**Dataset excerpts**.

= = = = =

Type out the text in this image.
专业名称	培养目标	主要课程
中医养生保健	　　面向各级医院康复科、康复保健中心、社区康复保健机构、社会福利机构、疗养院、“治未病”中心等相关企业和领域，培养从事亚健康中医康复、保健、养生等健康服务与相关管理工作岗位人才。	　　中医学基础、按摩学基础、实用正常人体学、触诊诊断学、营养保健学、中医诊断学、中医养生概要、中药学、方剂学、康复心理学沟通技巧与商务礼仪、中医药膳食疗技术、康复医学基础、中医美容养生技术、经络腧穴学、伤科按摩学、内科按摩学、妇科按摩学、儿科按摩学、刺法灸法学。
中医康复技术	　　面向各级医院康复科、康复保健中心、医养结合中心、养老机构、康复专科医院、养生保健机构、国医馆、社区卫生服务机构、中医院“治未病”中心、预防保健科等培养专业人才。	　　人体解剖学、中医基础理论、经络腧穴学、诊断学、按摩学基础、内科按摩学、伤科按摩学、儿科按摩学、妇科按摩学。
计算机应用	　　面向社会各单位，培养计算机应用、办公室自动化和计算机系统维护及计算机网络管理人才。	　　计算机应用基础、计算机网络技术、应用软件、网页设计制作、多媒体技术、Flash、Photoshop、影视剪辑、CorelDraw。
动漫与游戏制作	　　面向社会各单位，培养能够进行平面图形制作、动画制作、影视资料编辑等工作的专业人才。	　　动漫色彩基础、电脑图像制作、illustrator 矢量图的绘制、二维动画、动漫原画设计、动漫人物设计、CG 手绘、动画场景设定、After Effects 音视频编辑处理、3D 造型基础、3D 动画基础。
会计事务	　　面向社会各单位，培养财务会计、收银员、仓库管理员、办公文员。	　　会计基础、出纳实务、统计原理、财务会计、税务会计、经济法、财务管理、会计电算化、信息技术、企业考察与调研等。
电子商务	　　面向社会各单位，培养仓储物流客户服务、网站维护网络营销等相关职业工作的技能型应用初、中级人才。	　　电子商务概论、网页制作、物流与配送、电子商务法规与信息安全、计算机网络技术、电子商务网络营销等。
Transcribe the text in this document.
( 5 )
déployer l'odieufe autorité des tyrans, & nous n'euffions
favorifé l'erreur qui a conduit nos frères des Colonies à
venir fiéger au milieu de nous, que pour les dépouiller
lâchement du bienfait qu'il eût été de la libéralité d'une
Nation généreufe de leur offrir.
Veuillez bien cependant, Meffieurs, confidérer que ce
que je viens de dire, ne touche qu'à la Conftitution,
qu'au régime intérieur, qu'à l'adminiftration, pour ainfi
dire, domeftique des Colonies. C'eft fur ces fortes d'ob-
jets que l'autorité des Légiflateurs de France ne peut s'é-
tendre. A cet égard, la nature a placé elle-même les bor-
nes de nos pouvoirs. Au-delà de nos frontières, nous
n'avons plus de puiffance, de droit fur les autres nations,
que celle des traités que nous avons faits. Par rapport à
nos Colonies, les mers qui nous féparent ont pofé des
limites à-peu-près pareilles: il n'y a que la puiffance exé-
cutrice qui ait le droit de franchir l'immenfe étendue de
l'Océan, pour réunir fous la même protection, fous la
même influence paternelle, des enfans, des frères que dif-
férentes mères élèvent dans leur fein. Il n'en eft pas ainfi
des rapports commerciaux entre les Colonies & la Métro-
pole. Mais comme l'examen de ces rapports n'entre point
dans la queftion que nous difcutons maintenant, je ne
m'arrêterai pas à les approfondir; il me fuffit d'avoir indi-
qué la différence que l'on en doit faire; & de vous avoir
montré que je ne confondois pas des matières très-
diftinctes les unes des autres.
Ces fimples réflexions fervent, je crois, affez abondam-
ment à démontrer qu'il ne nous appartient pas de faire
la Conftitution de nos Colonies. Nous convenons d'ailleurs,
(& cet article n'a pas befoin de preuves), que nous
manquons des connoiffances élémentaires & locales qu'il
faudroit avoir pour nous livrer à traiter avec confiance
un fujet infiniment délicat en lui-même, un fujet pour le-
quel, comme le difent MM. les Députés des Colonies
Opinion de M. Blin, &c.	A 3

= = = = =

**To be done**. Repeat the data above exactly.

**The output**.
Type out the text in this image.
专业名称	培养目标	主要课程
中医养生保健	　　面向各级医院康复科、康复保健中心、社区康复保健机构、社会福利机构、疗养院、“治未病”中心等相关企业和领域，培养从事亚健康中医康复、保健、养生等健康服务与相关管理工作岗位人才。	　　中医学基础、按摩学基础、实用正常人体学、触诊诊断学、营养保健学、中医诊断学、中医养生概要、中药学、方剂学、康复心理学沟通技巧与商务礼仪、中医药膳食疗技术、康复医学基础、中医美容养生技术、经络腧穴学、伤科按摩学、内科按摩学、妇科按摩学、儿科按摩学、刺法灸法学。
中医康复技术	　　面向各级医院康复科、康复保健中心、医养结合中心、养老机构、康复专科医院、养生保健机构、国医馆、社区卫生服务机构、中医院“治未病”中心、预防保健科等培养专业人才。	　　人体解剖学、中医基础理论、经络腧穴学、诊断学、按摩学基础、内科按摩学、伤科按摩学、儿科按摩学、妇科按摩学。
计算机应用	　　面向社会各单位，培养计算机应用、办公室自动化和计算机系统维护及计算机网络管理人才。	　　计算机应用基础、计算机网络技术、应用软件、网页设计制作、多媒体技术、Flash、Photoshop、影视剪辑、CorelDraw。
动漫与游戏制作	　　面向社会各单位，培养能够进行平面图形制作、动画制作、影视资料编辑等工作的专业人才。	　　动漫色彩基础、电脑图像制作、illustrator 矢量图的绘制、二维动画、动漫原画设计、动漫人物设计、CG 手绘、动画场景设定、After Effects 音视频编辑处理、3D 造型基础、3D 动画基础。
会计事务	　　面向社会各单位，培养财务会计、收银员、仓库管理员、办公文员。	　　会计基础、出纳实务、统计原理、财务会计、税务会计、经济法、财务管理、会计电算化、信息技术、企业考察与调研等。
电子商务	　　面向社会各单位，培养仓储物流客户服务、网站维护网络营销等相关职业工作的技能型应用初、中级人才。	　　电子商务概论、网页制作、物流与配送、电子商务法规与信息安全、计算机网络技术、电子商务网络营销等。
Transcribe the text in this document.
( 5 )
déployer l'odieufe autorité des tyrans, & nous n'euffions
favorifé l'erreur qui a conduit nos frères des Colonies à
venir fiéger au milieu de nous, que pour les dépouiller
lâchement du bienfait qu'il eût été de la libéralité d'une
Nation généreufe de leur offrir.
Veuillez bien cependant, Meffieurs, confidérer que ce
que je viens de dire, ne touche qu'à la Conftitution,
qu'au régime intérieur, qu'à l'adminiftration, pour ainfi
dire, domeftique des Colonies. C'eft fur ces fortes d'ob-
jets que l'autorité des Légiflateurs de France ne peut s'é-
tendre. A cet égard, la nature a placé elle-même les bor-
nes de nos pouvoirs. Au-delà de nos frontières, nous
n'avons plus de puiffance, de droit fur les autres nations,
que celle des traités que nous avons faits. Par rapport à
nos Colonies, les mers qui nous féparent ont pofé des
limites à-peu-près pareilles: il n'y a que la puiffance exé-
cutrice qui ait le droit de franchir l'immenfe étendue de
l'Océan, pour réunir fous la même protection, fous la
même influence paternelle, des enfans, des frères que dif-
férentes mères élèvent dans leur fein. Il n'en eft pas ainfi
des rapports commerciaux entre les Colonies & la Métro-
pole. Mais comme l'examen de ces rapports n'entre point
dans la queftion que nous difcutons maintenant, je ne
m'arrêterai pas à les approfondir; il me fuffit d'avoir indi-
qué la différence que l'on en doit faire; & de vous avoir
montré que je ne confondois pas des matières très-
diftinctes les unes des autres.
Ces fimples réflexions fervent, je crois, affez abondam-
ment à démontrer qu'il ne nous appartient pas de faire
la Conftitution de nos Colonies. Nous convenons d'ailleurs,
(& cet article n'a pas befoin de preuves), que nous
manquons des connoiffances élémentaires & locales qu'il
faudroit avoir pour nous livrer à traiter avec confiance
un fujet infiniment délicat en lui-même, un fujet pour le-
quel, comme le difent MM. les Députés des Colonies
Opinion de M. Blin, &c.	A 3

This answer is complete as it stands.